• _Problem_: List each line of the data in which the string "Todd" appears.

• _Data for the task_:
══════════════════════════════
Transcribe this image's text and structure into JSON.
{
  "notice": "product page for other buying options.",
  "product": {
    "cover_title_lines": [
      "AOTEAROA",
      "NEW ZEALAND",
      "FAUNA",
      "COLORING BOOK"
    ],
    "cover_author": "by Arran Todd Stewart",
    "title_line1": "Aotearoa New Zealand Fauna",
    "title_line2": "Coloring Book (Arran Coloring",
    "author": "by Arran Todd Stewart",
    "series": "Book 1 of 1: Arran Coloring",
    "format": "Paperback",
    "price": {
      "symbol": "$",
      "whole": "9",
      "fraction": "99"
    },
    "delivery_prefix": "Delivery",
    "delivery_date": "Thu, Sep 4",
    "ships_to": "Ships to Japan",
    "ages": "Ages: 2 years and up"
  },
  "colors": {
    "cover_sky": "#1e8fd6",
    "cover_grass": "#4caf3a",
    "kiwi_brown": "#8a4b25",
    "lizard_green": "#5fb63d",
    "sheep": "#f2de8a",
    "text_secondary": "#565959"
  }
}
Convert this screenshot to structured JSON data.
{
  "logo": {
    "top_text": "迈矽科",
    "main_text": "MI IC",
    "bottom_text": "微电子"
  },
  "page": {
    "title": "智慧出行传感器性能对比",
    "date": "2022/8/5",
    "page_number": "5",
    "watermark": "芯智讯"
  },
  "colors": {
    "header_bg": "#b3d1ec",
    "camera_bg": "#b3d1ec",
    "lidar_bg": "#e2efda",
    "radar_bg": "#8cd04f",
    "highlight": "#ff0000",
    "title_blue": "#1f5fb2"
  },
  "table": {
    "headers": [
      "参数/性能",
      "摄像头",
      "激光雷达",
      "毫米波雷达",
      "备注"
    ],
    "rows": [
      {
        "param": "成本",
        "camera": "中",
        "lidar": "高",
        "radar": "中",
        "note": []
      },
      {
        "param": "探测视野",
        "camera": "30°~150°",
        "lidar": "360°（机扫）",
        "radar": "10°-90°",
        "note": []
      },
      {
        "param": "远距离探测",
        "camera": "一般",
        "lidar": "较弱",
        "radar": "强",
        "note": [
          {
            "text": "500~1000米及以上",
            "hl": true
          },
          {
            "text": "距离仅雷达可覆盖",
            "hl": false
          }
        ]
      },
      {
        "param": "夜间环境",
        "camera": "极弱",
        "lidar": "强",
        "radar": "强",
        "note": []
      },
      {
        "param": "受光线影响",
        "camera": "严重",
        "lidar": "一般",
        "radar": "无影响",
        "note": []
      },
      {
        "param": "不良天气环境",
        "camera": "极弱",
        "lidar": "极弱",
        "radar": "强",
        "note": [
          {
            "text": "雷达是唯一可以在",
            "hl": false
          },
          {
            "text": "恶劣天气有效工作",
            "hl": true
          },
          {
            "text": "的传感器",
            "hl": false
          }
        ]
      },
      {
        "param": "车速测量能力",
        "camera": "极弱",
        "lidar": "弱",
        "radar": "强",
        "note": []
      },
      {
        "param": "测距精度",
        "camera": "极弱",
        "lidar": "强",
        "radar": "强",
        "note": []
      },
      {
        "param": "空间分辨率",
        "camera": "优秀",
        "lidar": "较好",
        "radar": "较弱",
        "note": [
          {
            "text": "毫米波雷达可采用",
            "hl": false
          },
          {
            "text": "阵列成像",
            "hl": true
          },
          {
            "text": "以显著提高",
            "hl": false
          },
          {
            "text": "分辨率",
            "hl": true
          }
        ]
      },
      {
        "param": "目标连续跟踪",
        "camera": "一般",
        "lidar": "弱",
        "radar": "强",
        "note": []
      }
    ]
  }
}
══════════════════════════════
• _Solution_:
    "cover_author": "by Arran Todd Stewart",
    "author": "by Arran Todd Stewart",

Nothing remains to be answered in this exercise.